Malawati Stadium Stadium Malawati
- Interactive map of Malawati Stadium Stadium Malawati
- Location: Shah Alam, Selangor, Malaysia
- Owner: Government of Malaysia
- Operator: Shah Alam City Council
- Capacity: 13,000
- Field size: 50 × 50 meters
- Public transit: KD10 Batu Tiga Komuter station SA10 Stadium Shah Alam LRT station

Construction
- Built: 1992-1996
- Opened: 12 May 1998
- Closed: 2025
- Demolished: 1 August 2025

= Malawati Stadium =

Indoor arena in Shah Alam, Selangor, Malaysia

Malawati Stadium (Stadium Malawati) is an indoor stadium located in Shah Alam, Selangor, Malaysia. The stadium is located beside the Shah Alam Stadium. The stadium has a maximum seated capacity of 13,000 and is capable of housing different events including sports events, warehouse sales, concerts, exhibitions and talks in its fully air conditioned 50 × 50 meters square arena.

## [SOURCE DATA]
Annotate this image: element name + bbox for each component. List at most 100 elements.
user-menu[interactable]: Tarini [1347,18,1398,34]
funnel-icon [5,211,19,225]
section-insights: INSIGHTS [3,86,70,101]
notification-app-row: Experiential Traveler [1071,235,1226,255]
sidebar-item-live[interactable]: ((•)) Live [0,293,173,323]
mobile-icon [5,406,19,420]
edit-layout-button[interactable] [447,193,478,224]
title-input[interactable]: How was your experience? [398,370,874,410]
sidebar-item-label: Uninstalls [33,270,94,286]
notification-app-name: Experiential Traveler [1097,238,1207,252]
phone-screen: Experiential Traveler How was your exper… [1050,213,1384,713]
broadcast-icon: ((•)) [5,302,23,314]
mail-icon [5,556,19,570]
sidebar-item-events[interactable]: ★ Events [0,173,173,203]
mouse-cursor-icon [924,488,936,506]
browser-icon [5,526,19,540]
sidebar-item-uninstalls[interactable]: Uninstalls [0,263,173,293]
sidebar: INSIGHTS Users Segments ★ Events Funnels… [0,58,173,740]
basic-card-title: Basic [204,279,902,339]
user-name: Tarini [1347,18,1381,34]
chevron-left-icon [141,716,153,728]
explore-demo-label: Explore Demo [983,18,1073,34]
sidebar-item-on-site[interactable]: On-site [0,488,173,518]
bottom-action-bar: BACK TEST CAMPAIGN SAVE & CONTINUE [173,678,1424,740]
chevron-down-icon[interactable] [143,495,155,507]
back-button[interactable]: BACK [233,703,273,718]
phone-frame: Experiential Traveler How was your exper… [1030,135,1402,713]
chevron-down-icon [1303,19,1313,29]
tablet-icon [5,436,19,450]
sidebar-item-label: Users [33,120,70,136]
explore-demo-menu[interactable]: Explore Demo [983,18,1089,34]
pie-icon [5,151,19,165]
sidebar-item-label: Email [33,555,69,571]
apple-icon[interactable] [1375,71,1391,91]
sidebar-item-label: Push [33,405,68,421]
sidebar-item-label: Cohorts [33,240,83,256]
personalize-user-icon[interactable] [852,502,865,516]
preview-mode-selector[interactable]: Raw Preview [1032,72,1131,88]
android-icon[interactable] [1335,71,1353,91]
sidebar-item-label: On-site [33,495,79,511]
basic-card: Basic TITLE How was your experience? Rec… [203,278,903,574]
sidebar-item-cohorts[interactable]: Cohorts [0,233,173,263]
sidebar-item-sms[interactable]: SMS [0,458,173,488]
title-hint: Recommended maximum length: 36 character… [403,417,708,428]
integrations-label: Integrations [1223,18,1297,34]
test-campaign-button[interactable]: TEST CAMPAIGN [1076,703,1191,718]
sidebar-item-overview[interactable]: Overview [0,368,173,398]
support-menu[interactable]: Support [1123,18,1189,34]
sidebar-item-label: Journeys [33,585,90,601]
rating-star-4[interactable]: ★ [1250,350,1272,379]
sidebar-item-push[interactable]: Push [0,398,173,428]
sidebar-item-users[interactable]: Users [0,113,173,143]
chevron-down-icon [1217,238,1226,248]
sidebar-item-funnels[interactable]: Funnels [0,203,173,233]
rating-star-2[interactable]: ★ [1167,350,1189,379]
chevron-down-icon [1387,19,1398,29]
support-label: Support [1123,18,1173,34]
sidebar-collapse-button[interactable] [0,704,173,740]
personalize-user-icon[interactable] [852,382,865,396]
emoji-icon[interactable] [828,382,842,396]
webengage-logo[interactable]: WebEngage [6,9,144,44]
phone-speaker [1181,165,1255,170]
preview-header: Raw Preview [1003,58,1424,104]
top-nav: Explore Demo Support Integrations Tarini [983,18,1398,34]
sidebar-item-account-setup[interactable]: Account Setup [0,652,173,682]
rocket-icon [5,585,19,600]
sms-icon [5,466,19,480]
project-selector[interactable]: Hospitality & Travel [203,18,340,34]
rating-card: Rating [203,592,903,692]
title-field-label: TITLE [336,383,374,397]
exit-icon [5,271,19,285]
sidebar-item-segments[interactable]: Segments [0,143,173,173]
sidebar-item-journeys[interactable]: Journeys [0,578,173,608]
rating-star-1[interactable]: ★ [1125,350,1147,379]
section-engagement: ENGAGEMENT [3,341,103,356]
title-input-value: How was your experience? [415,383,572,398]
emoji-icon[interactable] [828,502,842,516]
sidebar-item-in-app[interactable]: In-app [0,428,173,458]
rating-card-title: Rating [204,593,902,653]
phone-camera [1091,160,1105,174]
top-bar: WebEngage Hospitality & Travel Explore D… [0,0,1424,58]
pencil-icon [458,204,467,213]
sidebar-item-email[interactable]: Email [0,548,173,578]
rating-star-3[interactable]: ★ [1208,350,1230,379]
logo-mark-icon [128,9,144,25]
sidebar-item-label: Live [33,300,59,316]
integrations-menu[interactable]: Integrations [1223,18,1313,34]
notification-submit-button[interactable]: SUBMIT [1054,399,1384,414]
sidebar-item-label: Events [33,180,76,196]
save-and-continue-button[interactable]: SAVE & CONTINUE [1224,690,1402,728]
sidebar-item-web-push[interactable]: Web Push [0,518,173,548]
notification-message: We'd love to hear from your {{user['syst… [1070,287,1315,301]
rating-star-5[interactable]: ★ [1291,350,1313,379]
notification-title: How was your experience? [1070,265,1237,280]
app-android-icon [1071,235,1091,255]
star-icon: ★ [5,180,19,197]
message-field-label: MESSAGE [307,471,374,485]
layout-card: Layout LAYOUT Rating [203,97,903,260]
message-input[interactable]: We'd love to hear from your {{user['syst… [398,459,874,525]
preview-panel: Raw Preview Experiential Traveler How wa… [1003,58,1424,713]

## [WORK INSTRUCTIONS]
1) Reproduce the Malawati Stadium passage word for word, starting with "Indoor arena in" and going on through "meters square arena.".
2) Extend the Malawati Stadium passage past its final sentence with the next part.

## [OUTPUTS FOR THE TASKS]
1)
Indoor arena in Shah Alam, Selangor, Malaysia

Malawati Stadium (Stadium Malawati) is an indoor stadium located in Shah Alam, Selangor, Malaysia. The stadium is located beside the Shah Alam Stadium. The stadium has a maximum seated capacity of 13,000 and is capable of housing different events including sports events, warehouse sales, concerts, exhibitions and talks in its fully air conditioned 50 × 50 meters square arena.

2)
== History ==
On 12 May 1998, the stadium was officially opened by Sultan Salahuddin of Selangor. On 1 January 2001, the Shah Alam City Council began taking charge of the maintenance of the stadium. On 1 April 2005, the stadium's management responsibility was fully transferred to the Shah Alam City Council.

== Notable events ==
===Sport events===
- World Table Tennis Championship (2016)
- Malaysia Open Badminton Championship (2016)
- 2021–22 Malaysia Purple League group stage (2022)

===Entertainment events===
- Major All Stars Season 1
- Konsert Jelajah M. Nasir (2015)
- Russell Peters - Almost Famous World Tour (2015)
- The Script - No Sound Without Silence Tour (2015)
- A-Lin Sonar World Tour Live in Malaysia (2015)
- Selena Gomez - Revival Tour (2016)
- Journey - Eclipse Tour (2017)
- Imagine Dragons - Evolve World Tour (2018)
- Charlie Puth - Voicenotes Tour (2018)
- iKon - iKon 2018 Continue Tour (2018)
- Winner - Winner 2018 Everywhere Tour
- Dewa 19 - Dewa 19 Reunion Live In Malaysia (2019)
- Blackpink - In Your Area World Tour (2019)
- Boyzone - Thank You & Goodnight Tour (2019)
- Monsta X - We Are Here World Tour (2019)
- GFriend - Go Go GFriend! Tour (2019)
- Kim Jae-hwan - 2019 Kim Jae-hwan Fanmeeting [MIN:D] (2019)
- Westlife - The Twenty Tour (2019)
- NU'EST - 2019 NU'EST Concert 'Segno' (2019)
- Super Junior-D&E - The D&E (2019)
- Khalid - Free Spirit Asia Tour (2020)
- MAMAMOO - MY CON World Tour (2023)
- Treasure - Treasure Tour Hello (2023)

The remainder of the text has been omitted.